* [WRITTEN INSTRUCTION]: Copy, from the entries below, each line in which the string "name" appears.
* start RECORDS PROVIDED *
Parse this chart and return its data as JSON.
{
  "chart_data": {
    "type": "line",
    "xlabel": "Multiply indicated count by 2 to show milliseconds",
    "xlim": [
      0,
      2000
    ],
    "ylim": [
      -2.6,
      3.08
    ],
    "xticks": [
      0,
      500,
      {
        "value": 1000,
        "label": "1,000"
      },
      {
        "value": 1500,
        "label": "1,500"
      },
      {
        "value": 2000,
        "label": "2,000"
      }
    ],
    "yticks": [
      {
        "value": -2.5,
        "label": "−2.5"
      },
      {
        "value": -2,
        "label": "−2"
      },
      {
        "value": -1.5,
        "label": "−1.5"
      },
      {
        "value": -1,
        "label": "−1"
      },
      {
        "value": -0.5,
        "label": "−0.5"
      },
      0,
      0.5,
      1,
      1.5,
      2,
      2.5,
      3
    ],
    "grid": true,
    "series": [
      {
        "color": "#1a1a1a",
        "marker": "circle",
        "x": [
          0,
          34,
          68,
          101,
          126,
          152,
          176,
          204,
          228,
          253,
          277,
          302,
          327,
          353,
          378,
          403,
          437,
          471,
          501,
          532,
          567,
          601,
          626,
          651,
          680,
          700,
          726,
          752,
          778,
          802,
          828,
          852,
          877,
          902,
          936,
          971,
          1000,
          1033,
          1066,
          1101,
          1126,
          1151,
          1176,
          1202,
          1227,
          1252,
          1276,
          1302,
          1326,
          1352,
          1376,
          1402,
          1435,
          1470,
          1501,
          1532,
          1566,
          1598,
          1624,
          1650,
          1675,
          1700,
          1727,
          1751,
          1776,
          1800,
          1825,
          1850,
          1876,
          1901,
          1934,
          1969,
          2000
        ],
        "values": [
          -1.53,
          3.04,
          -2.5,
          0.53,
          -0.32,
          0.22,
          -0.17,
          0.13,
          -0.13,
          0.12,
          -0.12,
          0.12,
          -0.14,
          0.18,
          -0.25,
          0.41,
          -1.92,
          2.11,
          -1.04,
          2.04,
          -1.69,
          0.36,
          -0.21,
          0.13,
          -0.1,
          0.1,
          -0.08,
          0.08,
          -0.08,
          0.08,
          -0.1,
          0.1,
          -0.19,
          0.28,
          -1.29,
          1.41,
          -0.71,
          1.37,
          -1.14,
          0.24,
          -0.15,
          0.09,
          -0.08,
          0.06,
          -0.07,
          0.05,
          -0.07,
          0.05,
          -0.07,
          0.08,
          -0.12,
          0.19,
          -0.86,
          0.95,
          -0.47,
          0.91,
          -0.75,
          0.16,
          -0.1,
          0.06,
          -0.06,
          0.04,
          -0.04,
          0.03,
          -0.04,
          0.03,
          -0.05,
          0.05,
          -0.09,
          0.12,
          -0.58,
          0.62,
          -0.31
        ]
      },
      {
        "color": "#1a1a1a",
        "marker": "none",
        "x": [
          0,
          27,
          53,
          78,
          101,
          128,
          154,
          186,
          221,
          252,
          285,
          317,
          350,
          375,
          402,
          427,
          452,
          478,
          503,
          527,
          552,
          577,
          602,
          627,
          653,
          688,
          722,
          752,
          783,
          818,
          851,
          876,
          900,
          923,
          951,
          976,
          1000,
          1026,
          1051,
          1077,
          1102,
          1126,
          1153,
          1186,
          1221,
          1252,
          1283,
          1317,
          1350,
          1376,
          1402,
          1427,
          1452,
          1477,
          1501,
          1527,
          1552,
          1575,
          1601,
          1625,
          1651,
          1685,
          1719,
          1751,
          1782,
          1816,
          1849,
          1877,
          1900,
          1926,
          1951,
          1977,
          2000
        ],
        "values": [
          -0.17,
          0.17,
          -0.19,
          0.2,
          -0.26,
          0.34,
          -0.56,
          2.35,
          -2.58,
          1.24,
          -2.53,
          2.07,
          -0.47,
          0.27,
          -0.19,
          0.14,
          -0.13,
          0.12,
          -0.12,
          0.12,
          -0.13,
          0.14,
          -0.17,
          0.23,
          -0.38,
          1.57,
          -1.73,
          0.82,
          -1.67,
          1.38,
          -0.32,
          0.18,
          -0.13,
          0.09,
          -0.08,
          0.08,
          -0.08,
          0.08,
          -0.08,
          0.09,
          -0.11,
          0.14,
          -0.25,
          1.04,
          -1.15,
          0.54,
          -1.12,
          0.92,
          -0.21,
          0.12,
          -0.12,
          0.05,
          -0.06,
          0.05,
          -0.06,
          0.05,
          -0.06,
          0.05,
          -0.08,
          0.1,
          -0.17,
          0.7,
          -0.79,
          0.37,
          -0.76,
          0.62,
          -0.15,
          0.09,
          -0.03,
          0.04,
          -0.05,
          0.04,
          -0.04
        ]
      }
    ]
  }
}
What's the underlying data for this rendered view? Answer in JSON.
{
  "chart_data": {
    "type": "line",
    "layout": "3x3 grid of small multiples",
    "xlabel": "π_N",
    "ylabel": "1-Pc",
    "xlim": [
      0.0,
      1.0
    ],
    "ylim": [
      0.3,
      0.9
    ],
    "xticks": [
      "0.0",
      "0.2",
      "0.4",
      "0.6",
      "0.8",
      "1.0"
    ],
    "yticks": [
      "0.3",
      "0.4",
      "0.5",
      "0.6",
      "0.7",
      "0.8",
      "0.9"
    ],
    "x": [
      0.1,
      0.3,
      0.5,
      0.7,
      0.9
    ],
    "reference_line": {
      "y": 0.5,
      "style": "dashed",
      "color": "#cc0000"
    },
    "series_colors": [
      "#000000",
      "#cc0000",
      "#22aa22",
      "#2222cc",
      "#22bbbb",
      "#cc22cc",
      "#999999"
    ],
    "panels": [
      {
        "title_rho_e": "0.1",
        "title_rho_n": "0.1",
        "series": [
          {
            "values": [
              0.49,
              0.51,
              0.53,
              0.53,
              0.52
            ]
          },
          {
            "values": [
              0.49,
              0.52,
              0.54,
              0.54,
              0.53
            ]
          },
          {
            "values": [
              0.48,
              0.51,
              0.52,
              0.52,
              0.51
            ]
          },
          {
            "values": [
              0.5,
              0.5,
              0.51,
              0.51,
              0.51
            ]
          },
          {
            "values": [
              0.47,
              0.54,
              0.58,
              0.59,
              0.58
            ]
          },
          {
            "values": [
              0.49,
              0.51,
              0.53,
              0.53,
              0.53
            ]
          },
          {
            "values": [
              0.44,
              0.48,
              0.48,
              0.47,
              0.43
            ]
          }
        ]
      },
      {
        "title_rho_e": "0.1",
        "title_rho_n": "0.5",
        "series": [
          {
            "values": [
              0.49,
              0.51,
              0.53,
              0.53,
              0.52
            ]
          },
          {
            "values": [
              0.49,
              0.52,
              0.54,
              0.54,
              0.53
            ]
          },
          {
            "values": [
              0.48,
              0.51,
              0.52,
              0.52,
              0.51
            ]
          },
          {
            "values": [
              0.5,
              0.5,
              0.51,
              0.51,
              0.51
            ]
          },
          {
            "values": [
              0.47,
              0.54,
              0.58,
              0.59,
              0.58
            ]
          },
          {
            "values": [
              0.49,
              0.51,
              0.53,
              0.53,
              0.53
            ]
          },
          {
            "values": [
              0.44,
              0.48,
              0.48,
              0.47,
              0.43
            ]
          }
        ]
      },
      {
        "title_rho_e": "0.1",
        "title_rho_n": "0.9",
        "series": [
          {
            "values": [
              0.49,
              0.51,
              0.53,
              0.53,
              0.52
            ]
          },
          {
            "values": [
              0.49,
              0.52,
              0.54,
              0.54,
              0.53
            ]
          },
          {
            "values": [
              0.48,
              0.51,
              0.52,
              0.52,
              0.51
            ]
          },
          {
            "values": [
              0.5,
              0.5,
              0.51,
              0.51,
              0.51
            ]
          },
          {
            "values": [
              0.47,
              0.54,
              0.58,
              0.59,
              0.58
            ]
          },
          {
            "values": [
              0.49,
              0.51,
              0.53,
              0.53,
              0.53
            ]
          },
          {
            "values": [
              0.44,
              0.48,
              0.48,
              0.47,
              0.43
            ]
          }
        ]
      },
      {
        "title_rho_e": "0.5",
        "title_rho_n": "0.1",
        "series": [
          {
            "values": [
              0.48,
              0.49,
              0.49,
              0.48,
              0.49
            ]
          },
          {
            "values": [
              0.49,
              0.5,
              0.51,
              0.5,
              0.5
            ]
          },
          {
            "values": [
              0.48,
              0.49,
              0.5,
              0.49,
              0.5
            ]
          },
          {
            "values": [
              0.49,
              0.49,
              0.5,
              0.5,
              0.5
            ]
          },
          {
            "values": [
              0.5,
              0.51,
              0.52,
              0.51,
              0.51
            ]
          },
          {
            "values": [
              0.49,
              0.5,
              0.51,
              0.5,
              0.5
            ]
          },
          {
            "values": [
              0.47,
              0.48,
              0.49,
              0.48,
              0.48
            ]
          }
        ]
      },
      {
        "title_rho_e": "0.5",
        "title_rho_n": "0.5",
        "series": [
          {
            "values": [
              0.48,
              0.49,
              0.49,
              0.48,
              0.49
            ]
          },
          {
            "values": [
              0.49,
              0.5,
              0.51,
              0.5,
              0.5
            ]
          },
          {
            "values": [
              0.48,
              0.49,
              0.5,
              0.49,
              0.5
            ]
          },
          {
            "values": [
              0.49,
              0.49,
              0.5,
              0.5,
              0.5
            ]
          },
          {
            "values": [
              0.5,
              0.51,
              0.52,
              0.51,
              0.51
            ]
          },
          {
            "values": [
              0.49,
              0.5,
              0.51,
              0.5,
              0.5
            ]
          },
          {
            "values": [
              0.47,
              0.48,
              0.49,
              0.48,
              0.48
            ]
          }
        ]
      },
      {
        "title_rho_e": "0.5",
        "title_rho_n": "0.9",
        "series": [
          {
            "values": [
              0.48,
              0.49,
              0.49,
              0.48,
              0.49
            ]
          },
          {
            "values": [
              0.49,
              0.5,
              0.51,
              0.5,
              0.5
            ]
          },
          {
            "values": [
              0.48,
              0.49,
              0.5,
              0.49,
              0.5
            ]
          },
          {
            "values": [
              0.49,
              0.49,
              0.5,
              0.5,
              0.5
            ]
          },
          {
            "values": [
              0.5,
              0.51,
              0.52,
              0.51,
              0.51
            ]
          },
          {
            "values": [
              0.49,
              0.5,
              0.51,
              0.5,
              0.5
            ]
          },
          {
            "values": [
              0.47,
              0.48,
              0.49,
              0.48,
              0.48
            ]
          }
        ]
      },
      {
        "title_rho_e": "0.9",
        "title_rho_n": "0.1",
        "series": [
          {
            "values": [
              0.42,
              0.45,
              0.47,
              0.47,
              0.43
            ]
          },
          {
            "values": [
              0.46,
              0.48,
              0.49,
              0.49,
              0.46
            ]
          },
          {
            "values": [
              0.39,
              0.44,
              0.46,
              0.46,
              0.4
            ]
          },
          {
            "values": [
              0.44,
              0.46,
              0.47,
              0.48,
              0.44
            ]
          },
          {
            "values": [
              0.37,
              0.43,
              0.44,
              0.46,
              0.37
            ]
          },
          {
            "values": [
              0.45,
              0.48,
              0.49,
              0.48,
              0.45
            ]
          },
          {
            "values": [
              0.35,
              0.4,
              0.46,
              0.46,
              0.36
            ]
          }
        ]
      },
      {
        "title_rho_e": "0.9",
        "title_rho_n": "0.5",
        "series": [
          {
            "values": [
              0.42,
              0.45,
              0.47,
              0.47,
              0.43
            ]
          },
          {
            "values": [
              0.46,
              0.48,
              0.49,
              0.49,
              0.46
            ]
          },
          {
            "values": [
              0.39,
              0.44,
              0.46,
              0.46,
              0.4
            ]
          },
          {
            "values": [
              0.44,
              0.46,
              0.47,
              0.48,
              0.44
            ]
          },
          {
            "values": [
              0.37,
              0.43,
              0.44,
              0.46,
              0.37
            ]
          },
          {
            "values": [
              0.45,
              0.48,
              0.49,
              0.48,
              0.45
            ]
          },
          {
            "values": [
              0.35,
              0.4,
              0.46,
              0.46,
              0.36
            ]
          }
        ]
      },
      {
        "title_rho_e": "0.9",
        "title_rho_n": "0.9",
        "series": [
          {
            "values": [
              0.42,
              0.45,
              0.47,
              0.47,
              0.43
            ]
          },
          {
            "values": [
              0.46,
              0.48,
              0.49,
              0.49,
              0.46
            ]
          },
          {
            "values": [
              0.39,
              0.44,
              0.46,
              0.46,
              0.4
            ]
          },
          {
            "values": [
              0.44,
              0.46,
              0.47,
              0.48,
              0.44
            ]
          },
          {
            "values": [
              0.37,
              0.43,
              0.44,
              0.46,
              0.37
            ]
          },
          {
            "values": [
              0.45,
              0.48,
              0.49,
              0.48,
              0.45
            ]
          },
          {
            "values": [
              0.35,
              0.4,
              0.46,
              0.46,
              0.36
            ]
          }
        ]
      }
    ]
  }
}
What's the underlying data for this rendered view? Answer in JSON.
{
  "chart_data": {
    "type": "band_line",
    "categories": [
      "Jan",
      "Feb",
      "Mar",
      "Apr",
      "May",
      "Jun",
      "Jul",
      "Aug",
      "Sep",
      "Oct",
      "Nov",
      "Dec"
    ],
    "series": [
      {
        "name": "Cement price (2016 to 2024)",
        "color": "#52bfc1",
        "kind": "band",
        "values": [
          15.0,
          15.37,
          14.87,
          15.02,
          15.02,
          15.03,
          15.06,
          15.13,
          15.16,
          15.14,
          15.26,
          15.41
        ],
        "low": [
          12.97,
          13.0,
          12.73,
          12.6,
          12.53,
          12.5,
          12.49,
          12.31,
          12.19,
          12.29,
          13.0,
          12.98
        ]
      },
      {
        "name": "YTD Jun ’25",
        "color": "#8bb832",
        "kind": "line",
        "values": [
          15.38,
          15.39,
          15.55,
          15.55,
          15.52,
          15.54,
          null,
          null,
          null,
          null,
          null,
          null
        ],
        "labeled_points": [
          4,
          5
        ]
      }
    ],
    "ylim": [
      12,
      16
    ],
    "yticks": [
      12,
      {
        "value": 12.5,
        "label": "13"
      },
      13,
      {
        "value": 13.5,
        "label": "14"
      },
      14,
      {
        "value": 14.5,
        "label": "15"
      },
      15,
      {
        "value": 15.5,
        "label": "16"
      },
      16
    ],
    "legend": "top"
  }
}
* end RECORDS PROVIDED *
* [TASK SOLUTION]:
        "name": "Cement price (2016 to 2024)",
        "name": "YTD Jun ’25",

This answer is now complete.